**Exercise description:** Give every line below again, exactly.

**Data for this task:**

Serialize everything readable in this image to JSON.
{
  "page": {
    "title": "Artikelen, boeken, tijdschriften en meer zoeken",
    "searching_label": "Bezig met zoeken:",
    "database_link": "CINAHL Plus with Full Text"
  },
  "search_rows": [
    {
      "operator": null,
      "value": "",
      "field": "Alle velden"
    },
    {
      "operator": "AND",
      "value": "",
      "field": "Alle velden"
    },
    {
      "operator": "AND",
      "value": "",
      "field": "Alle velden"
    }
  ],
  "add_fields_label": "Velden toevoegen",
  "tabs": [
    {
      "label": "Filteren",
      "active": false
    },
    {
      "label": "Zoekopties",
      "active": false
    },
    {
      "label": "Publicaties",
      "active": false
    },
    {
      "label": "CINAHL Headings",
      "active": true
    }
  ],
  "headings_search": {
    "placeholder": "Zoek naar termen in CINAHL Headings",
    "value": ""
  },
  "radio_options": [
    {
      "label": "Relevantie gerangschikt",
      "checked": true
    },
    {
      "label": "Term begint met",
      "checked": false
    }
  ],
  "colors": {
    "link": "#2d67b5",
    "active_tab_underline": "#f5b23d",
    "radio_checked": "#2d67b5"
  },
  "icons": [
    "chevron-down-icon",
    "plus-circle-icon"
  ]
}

**Final result:**
Serialize everything readable in this image to JSON.
{
  "page": {
    "title": "Artikelen, boeken, tijdschriften en meer zoeken",
    "searching_label": "Bezig met zoeken:",
    "database_link": "CINAHL Plus with Full Text"
  },
  "search_rows": [
    {
      "operator": null,
      "value": "",
      "field": "Alle velden"
    },
    {
      "operator": "AND",
      "value": "",
      "field": "Alle velden"
    },
    {
      "operator": "AND",
      "value": "",
      "field": "Alle velden"
    }
  ],
  "add_fields_label": "Velden toevoegen",
  "tabs": [
    {
      "label": "Filteren",
      "active": false
    },
    {
      "label": "Zoekopties",
      "active": false
    },
    {
      "label": "Publicaties",
      "active": false
    },
    {
      "label": "CINAHL Headings",
      "active": true
    }
  ],
  "headings_search": {
    "placeholder": "Zoek naar termen in CINAHL Headings",
    "value": ""
  },
  "radio_options": [
    {
      "label": "Relevantie gerangschikt",
      "checked": true
    },
    {
      "label": "Term begint met",
      "checked": false
    }
  ],
  "colors": {
    "link": "#2d67b5",
    "active_tab_underline": "#f5b23d",
    "radio_checked": "#2d67b5"
  },
  "icons": [
    "chevron-down-icon",
    "plus-circle-icon"
  ]
}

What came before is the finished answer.